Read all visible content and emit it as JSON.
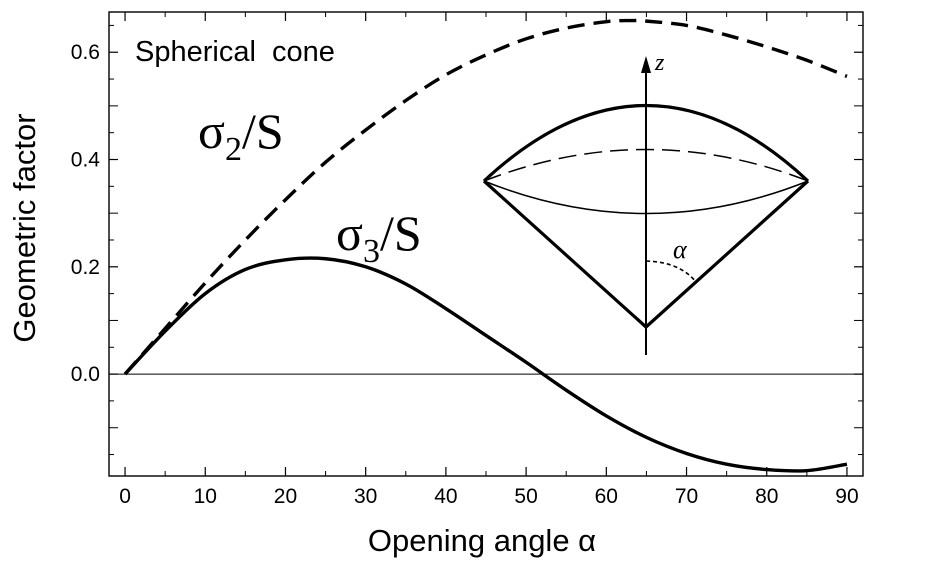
{
  "chart_data": {
    "type": "line",
    "title": "",
    "xlabel": "Opening angle α",
    "ylabel": "Geometric factor",
    "xlim": [
      -2,
      92
    ],
    "ylim": [
      -0.19,
      0.675
    ],
    "xticks": [
      0,
      10,
      20,
      30,
      40,
      50,
      60,
      70,
      80,
      90
    ],
    "yticks": [
      0.0,
      0.2,
      0.4,
      0.6
    ],
    "ytick_labels": [
      "0.0",
      "0.2",
      "0.4",
      "0.6"
    ],
    "grid": false,
    "annotation": "Spherical  cone",
    "series": [
      {
        "name": "σ2/S",
        "label_main": "σ",
        "label_sub": "2",
        "label_rest": "/S",
        "style": "dashed",
        "color": "#000000",
        "x": [
          0,
          5,
          10,
          15,
          20,
          25,
          30,
          35,
          40,
          45,
          50,
          55,
          60,
          63,
          65,
          70,
          75,
          80,
          85,
          90
        ],
        "y": [
          0.0,
          0.085,
          0.17,
          0.25,
          0.325,
          0.395,
          0.455,
          0.51,
          0.558,
          0.595,
          0.625,
          0.645,
          0.657,
          0.659,
          0.658,
          0.65,
          0.632,
          0.61,
          0.585,
          0.555
        ]
      },
      {
        "name": "σ3/S",
        "label_main": "σ",
        "label_sub": "3",
        "label_rest": "/S",
        "style": "solid",
        "color": "#000000",
        "x": [
          0,
          5,
          10,
          15,
          20,
          25,
          30,
          35,
          40,
          45,
          50,
          55,
          60,
          65,
          70,
          75,
          80,
          85,
          90
        ],
        "y": [
          0.0,
          0.08,
          0.15,
          0.195,
          0.213,
          0.215,
          0.2,
          0.168,
          0.122,
          0.072,
          0.022,
          -0.03,
          -0.078,
          -0.118,
          -0.148,
          -0.168,
          -0.178,
          -0.18,
          -0.168
        ]
      }
    ],
    "inset": {
      "axis_label": "z",
      "angle_label": "α"
    }
  }
}
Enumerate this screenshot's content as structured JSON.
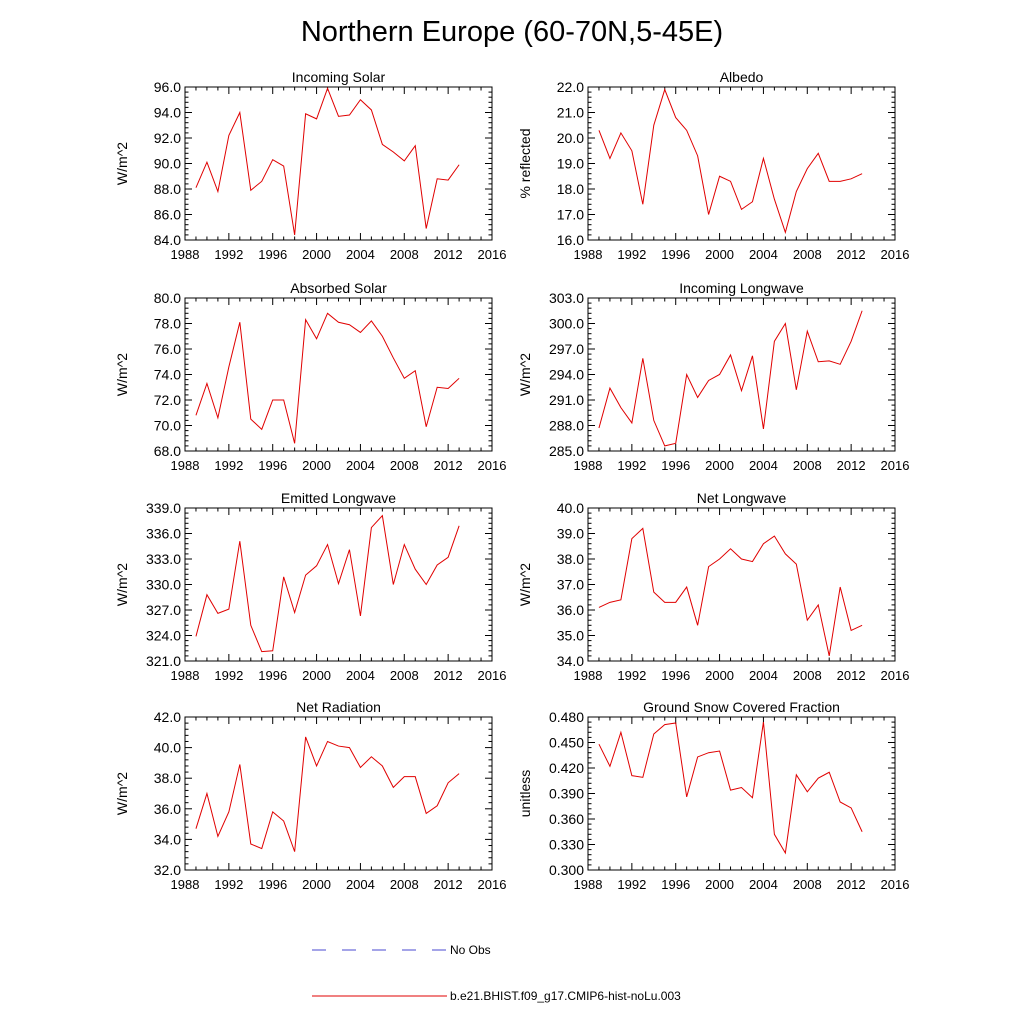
{
  "figure": {
    "title": "Northern Europe (60-70N,5-45E)",
    "x_ticks": [
      "1988",
      "1992",
      "1996",
      "2000",
      "2004",
      "2008",
      "2012",
      "2016"
    ],
    "line_color": "#e00000",
    "obs_color": "#4a4ad0"
  },
  "legend": {
    "obs_label": "No Obs",
    "model_label": "b.e21.BHIST.f09_g17.CMIP6-hist-noLu.003"
  },
  "chart_data": [
    {
      "type": "line",
      "title": "Incoming Solar",
      "ylabel": "W/m^2",
      "xlim": [
        1988,
        2016
      ],
      "ylim": [
        84.0,
        96.0
      ],
      "yticks": [
        "84.0",
        "86.0",
        "88.0",
        "90.0",
        "92.0",
        "94.0",
        "96.0"
      ],
      "x": [
        1989,
        1990,
        1991,
        1992,
        1993,
        1994,
        1995,
        1996,
        1997,
        1998,
        1999,
        2000,
        2001,
        2002,
        2003,
        2004,
        2005,
        2006,
        2007,
        2008,
        2009,
        2010,
        2011,
        2012,
        2013
      ],
      "series": [
        {
          "name": "b.e21.BHIST.f09_g17.CMIP6-hist-noLu.003",
          "values": [
            88.1,
            90.1,
            87.8,
            92.2,
            94.0,
            87.9,
            88.6,
            90.3,
            89.8,
            84.4,
            93.9,
            93.5,
            95.9,
            93.7,
            93.8,
            95.0,
            94.2,
            91.5,
            90.9,
            90.2,
            91.4,
            84.9,
            88.8,
            88.7,
            89.9
          ]
        }
      ]
    },
    {
      "type": "line",
      "title": "Albedo",
      "ylabel": "% reflected",
      "xlim": [
        1988,
        2016
      ],
      "ylim": [
        16.0,
        22.0
      ],
      "yticks": [
        "16.0",
        "17.0",
        "18.0",
        "19.0",
        "20.0",
        "21.0",
        "22.0"
      ],
      "x": [
        1989,
        1990,
        1991,
        1992,
        1993,
        1994,
        1995,
        1996,
        1997,
        1998,
        1999,
        2000,
        2001,
        2002,
        2003,
        2004,
        2005,
        2006,
        2007,
        2008,
        2009,
        2010,
        2011,
        2012,
        2013
      ],
      "series": [
        {
          "name": "b.e21.BHIST.f09_g17.CMIP6-hist-noLu.003",
          "values": [
            20.3,
            19.2,
            20.2,
            19.5,
            17.4,
            20.5,
            21.9,
            20.8,
            20.3,
            19.3,
            17.0,
            18.5,
            18.3,
            17.2,
            17.5,
            19.2,
            17.6,
            16.3,
            17.9,
            18.8,
            19.4,
            18.3,
            18.3,
            18.4,
            18.6
          ]
        }
      ]
    },
    {
      "type": "line",
      "title": "Absorbed Solar",
      "ylabel": "W/m^2",
      "xlim": [
        1988,
        2016
      ],
      "ylim": [
        68.0,
        80.0
      ],
      "yticks": [
        "68.0",
        "70.0",
        "72.0",
        "74.0",
        "76.0",
        "78.0",
        "80.0"
      ],
      "x": [
        1989,
        1990,
        1991,
        1992,
        1993,
        1994,
        1995,
        1996,
        1997,
        1998,
        1999,
        2000,
        2001,
        2002,
        2003,
        2004,
        2005,
        2006,
        2007,
        2008,
        2009,
        2010,
        2011,
        2012,
        2013
      ],
      "series": [
        {
          "name": "b.e21.BHIST.f09_g17.CMIP6-hist-noLu.003",
          "values": [
            70.8,
            73.3,
            70.6,
            74.6,
            78.1,
            70.5,
            69.7,
            72.0,
            72.0,
            68.6,
            78.3,
            76.8,
            78.8,
            78.1,
            77.9,
            77.3,
            78.2,
            77.0,
            75.3,
            73.7,
            74.3,
            69.9,
            73.0,
            72.9,
            73.7
          ]
        }
      ]
    },
    {
      "type": "line",
      "title": "Incoming Longwave",
      "ylabel": "W/m^2",
      "xlim": [
        1988,
        2016
      ],
      "ylim": [
        285.0,
        303.0
      ],
      "yticks": [
        "285.0",
        "288.0",
        "291.0",
        "294.0",
        "297.0",
        "300.0",
        "303.0"
      ],
      "x": [
        1989,
        1990,
        1991,
        1992,
        1993,
        1994,
        1995,
        1996,
        1997,
        1998,
        1999,
        2000,
        2001,
        2002,
        2003,
        2004,
        2005,
        2006,
        2007,
        2008,
        2009,
        2010,
        2011,
        2012,
        2013
      ],
      "series": [
        {
          "name": "b.e21.BHIST.f09_g17.CMIP6-hist-noLu.003",
          "values": [
            287.7,
            292.4,
            290.1,
            288.3,
            295.9,
            288.6,
            285.6,
            285.9,
            294.0,
            291.3,
            293.3,
            294.0,
            296.3,
            292.1,
            296.2,
            287.6,
            297.9,
            300.0,
            292.2,
            299.1,
            295.5,
            295.6,
            295.2,
            297.9,
            301.5
          ]
        }
      ]
    },
    {
      "type": "line",
      "title": "Emitted Longwave",
      "ylabel": "W/m^2",
      "xlim": [
        1988,
        2016
      ],
      "ylim": [
        321.0,
        339.0
      ],
      "yticks": [
        "321.0",
        "324.0",
        "327.0",
        "330.0",
        "333.0",
        "336.0",
        "339.0"
      ],
      "x": [
        1989,
        1990,
        1991,
        1992,
        1993,
        1994,
        1995,
        1996,
        1997,
        1998,
        1999,
        2000,
        2001,
        2002,
        2003,
        2004,
        2005,
        2006,
        2007,
        2008,
        2009,
        2010,
        2011,
        2012,
        2013
      ],
      "series": [
        {
          "name": "b.e21.BHIST.f09_g17.CMIP6-hist-noLu.003",
          "values": [
            323.9,
            328.8,
            326.6,
            327.1,
            335.1,
            325.2,
            322.1,
            322.2,
            330.9,
            326.7,
            331.1,
            332.2,
            334.7,
            330.1,
            334.1,
            326.3,
            336.7,
            338.1,
            330.0,
            334.7,
            331.8,
            330.0,
            332.3,
            333.2,
            336.9
          ]
        }
      ]
    },
    {
      "type": "line",
      "title": "Net Longwave",
      "ylabel": "W/m^2",
      "xlim": [
        1988,
        2016
      ],
      "ylim": [
        34.0,
        40.0
      ],
      "yticks": [
        "34.0",
        "35.0",
        "36.0",
        "37.0",
        "38.0",
        "39.0",
        "40.0"
      ],
      "x": [
        1989,
        1990,
        1991,
        1992,
        1993,
        1994,
        1995,
        1996,
        1997,
        1998,
        1999,
        2000,
        2001,
        2002,
        2003,
        2004,
        2005,
        2006,
        2007,
        2008,
        2009,
        2010,
        2011,
        2012,
        2013
      ],
      "series": [
        {
          "name": "b.e21.BHIST.f09_g17.CMIP6-hist-noLu.003",
          "values": [
            36.1,
            36.3,
            36.4,
            38.8,
            39.2,
            36.7,
            36.3,
            36.3,
            36.9,
            35.4,
            37.7,
            38.0,
            38.4,
            38.0,
            37.9,
            38.6,
            38.9,
            38.2,
            37.8,
            35.6,
            36.2,
            34.2,
            36.9,
            35.2,
            35.4
          ]
        }
      ]
    },
    {
      "type": "line",
      "title": "Net Radiation",
      "ylabel": "W/m^2",
      "xlim": [
        1988,
        2016
      ],
      "ylim": [
        32.0,
        42.0
      ],
      "yticks": [
        "32.0",
        "34.0",
        "36.0",
        "38.0",
        "40.0",
        "42.0"
      ],
      "x": [
        1989,
        1990,
        1991,
        1992,
        1993,
        1994,
        1995,
        1996,
        1997,
        1998,
        1999,
        2000,
        2001,
        2002,
        2003,
        2004,
        2005,
        2006,
        2007,
        2008,
        2009,
        2010,
        2011,
        2012,
        2013
      ],
      "series": [
        {
          "name": "b.e21.BHIST.f09_g17.CMIP6-hist-noLu.003",
          "values": [
            34.7,
            37.0,
            34.2,
            35.8,
            38.9,
            33.7,
            33.4,
            35.8,
            35.2,
            33.2,
            40.7,
            38.8,
            40.4,
            40.1,
            40.0,
            38.7,
            39.4,
            38.8,
            37.4,
            38.1,
            38.1,
            35.7,
            36.2,
            37.7,
            38.3
          ]
        }
      ]
    },
    {
      "type": "line",
      "title": "Ground Snow Covered Fraction",
      "ylabel": "unitless",
      "xlim": [
        1988,
        2016
      ],
      "ylim": [
        0.3,
        0.48
      ],
      "yticks": [
        "0.300",
        "0.330",
        "0.360",
        "0.390",
        "0.420",
        "0.450",
        "0.480"
      ],
      "x": [
        1989,
        1990,
        1991,
        1992,
        1993,
        1994,
        1995,
        1996,
        1997,
        1998,
        1999,
        2000,
        2001,
        2002,
        2003,
        2004,
        2005,
        2006,
        2007,
        2008,
        2009,
        2010,
        2011,
        2012,
        2013
      ],
      "series": [
        {
          "name": "b.e21.BHIST.f09_g17.CMIP6-hist-noLu.003",
          "values": [
            0.448,
            0.422,
            0.462,
            0.411,
            0.409,
            0.46,
            0.471,
            0.473,
            0.386,
            0.433,
            0.438,
            0.44,
            0.394,
            0.397,
            0.385,
            0.474,
            0.342,
            0.32,
            0.412,
            0.392,
            0.408,
            0.415,
            0.38,
            0.373,
            0.345
          ]
        }
      ]
    }
  ]
}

[Task]
Gather every line from the entries above where the word "Longwave" appears, and copy them.

[Right answer]
      "title": "Incoming Longwave",
      "title": "Emitted Longwave",
      "title": "Net Longwave",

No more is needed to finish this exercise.